• SUPPLIED DATA:
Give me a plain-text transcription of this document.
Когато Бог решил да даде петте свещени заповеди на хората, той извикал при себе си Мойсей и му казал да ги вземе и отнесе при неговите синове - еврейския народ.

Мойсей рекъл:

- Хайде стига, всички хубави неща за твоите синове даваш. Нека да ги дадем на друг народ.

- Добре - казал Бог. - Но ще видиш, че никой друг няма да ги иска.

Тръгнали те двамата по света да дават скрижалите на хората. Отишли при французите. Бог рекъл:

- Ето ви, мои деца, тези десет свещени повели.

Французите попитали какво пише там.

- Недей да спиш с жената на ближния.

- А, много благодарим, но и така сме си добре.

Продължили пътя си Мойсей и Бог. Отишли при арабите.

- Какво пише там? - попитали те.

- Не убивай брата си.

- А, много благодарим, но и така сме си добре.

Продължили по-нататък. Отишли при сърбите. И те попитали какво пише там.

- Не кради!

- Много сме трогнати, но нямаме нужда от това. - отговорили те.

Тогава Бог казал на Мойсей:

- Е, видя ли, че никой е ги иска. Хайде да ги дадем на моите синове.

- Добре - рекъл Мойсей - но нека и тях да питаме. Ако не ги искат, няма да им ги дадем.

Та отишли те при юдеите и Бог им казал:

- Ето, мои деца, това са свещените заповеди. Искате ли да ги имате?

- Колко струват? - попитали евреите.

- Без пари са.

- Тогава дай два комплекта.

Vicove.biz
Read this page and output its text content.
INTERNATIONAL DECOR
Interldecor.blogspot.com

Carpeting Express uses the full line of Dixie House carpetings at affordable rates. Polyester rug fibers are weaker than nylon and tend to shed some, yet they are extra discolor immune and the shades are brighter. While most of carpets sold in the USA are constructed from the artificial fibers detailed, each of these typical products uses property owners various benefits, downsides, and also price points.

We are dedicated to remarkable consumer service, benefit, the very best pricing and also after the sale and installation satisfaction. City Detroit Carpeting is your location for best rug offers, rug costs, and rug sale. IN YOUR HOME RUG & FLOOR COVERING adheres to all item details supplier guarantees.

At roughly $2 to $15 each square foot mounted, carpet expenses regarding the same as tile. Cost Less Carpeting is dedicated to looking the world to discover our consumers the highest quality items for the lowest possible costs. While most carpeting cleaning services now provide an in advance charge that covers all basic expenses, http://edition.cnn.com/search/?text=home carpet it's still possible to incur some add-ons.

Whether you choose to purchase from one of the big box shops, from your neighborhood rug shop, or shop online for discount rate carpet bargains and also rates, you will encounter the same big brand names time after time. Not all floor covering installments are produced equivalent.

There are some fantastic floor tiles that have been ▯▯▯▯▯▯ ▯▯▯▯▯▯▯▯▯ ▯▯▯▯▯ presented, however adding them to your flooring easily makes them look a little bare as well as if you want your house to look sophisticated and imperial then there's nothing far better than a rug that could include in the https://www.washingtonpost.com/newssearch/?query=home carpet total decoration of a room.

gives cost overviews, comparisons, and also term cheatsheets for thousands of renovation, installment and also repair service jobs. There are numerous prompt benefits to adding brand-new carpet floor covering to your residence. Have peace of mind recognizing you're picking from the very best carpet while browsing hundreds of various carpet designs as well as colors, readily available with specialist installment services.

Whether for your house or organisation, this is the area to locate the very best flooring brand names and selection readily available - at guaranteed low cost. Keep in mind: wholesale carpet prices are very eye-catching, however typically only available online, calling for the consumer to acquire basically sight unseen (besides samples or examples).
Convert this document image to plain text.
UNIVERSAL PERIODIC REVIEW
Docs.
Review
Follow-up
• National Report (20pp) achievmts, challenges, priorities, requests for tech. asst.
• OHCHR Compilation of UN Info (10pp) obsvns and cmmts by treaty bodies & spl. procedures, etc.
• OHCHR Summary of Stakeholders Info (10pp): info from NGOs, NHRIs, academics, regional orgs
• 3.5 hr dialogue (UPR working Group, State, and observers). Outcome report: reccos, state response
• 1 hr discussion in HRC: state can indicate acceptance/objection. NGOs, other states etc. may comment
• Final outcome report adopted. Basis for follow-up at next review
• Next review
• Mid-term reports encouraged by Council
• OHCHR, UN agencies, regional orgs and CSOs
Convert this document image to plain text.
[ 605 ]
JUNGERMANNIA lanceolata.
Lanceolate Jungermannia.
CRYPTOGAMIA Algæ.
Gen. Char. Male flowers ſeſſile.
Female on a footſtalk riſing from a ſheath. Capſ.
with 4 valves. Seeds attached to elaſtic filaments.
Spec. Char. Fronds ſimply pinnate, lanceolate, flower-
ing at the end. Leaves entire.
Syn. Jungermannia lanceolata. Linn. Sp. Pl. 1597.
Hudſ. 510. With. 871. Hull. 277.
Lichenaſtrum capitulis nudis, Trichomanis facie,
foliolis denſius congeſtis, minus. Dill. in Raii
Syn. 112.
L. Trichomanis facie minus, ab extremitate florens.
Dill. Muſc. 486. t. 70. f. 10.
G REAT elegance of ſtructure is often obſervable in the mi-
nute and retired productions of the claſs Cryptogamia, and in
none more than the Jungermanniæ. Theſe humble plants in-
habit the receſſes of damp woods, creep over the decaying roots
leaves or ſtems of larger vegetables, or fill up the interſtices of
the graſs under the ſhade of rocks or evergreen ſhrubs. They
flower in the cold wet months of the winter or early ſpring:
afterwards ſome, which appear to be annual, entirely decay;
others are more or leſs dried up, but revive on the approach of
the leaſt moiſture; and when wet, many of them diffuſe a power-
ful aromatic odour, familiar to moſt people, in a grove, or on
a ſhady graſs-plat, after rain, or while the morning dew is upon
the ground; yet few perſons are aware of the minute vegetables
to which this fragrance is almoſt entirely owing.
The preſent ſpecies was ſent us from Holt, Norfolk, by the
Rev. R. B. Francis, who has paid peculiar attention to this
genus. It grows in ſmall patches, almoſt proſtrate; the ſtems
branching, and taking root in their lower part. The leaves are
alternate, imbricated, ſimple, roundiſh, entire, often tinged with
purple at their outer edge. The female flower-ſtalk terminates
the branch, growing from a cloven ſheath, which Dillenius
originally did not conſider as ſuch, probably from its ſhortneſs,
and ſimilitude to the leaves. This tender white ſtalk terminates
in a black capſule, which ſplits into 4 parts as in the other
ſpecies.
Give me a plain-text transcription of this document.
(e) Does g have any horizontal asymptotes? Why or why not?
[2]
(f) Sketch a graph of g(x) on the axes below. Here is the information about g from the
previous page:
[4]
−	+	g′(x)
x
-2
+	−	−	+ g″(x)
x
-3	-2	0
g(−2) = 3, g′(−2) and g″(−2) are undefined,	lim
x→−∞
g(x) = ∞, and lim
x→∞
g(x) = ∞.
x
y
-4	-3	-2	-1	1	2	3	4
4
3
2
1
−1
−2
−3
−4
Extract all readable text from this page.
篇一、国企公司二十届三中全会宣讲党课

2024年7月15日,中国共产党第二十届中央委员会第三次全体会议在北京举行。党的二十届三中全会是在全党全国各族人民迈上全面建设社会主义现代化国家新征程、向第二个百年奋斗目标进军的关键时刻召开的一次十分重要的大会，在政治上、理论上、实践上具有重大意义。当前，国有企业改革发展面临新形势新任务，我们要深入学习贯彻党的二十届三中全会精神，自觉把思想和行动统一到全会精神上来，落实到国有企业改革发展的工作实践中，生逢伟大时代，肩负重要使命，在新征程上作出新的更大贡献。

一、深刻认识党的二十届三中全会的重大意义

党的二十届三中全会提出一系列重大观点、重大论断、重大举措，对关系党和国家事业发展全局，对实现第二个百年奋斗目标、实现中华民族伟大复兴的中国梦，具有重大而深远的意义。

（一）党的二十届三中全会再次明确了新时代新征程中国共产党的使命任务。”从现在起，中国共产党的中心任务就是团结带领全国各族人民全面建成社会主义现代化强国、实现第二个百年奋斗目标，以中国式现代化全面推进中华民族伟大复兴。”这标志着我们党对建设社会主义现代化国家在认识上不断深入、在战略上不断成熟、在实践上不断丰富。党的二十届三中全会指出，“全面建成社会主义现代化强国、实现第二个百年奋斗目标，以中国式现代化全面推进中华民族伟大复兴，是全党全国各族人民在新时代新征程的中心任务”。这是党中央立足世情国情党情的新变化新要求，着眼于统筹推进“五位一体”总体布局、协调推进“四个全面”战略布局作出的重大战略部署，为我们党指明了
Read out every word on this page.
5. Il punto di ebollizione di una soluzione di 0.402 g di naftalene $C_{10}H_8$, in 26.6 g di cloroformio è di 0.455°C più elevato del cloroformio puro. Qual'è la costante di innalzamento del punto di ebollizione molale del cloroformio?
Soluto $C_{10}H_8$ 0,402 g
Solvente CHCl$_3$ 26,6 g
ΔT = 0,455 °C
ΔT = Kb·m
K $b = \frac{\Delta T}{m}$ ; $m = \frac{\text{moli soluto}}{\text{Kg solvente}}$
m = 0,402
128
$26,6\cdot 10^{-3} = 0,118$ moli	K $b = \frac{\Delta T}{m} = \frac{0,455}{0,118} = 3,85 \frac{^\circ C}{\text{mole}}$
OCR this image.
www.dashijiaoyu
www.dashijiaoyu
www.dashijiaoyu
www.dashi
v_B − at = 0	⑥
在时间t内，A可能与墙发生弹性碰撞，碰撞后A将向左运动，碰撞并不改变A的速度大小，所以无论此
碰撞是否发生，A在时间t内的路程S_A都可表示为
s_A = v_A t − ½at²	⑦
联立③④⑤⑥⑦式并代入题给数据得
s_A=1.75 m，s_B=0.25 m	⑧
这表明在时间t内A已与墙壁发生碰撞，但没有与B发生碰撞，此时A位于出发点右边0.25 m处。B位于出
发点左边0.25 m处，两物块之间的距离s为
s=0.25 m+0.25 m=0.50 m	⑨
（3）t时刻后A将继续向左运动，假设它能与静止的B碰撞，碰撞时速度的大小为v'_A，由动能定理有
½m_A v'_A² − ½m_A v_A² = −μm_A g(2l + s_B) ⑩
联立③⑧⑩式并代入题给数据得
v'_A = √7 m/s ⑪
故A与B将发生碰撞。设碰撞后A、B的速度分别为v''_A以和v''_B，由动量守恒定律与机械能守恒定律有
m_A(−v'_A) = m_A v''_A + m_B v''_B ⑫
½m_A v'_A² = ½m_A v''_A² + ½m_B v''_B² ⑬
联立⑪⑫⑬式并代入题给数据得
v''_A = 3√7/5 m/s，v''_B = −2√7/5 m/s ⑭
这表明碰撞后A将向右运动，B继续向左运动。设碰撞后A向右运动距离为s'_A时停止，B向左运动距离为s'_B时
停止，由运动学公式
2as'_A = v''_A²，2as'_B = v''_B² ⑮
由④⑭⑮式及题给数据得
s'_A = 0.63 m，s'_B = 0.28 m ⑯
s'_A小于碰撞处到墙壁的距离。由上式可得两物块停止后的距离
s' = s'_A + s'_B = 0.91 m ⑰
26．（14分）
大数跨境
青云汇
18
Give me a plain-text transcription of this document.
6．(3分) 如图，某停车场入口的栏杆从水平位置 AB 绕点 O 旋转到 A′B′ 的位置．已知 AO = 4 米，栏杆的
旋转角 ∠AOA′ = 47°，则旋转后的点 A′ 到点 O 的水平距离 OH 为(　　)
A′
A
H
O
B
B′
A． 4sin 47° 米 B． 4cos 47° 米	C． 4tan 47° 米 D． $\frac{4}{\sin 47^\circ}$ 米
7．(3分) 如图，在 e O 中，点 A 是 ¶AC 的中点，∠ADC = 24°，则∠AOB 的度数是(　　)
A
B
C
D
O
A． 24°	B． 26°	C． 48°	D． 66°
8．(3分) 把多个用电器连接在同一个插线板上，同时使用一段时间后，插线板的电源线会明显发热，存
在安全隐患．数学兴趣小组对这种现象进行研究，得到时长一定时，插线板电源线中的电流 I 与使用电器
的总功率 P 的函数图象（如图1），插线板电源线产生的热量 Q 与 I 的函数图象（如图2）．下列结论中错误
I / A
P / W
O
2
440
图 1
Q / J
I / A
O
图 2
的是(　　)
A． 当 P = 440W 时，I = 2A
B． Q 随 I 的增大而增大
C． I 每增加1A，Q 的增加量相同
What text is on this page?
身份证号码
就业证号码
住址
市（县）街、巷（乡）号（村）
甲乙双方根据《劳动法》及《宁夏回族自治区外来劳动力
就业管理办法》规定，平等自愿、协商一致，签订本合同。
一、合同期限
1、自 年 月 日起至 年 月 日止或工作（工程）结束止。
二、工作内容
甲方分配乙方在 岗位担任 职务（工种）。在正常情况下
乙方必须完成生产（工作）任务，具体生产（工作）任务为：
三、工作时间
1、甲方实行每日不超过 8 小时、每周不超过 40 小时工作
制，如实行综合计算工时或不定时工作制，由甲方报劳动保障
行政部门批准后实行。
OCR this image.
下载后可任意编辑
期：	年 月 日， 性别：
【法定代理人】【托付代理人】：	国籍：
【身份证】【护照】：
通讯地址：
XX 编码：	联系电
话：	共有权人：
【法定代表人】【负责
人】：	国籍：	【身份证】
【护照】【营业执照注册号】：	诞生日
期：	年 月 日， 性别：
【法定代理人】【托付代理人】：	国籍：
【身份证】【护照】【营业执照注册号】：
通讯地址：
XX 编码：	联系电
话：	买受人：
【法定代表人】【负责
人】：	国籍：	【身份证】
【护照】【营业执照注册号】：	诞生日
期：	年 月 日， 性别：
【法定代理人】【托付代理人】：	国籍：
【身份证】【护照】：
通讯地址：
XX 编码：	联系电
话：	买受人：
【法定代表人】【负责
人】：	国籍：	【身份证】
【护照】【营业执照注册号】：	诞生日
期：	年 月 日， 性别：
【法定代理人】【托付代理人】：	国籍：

• DIRECTION: Write out each line of the data that holds the string "almoſt".

• FULL RESPONSE:
to which this fragrance is almoſt entirely owing.
genus. It grows in ſmall patches, almoſt proſtrate; the ſtems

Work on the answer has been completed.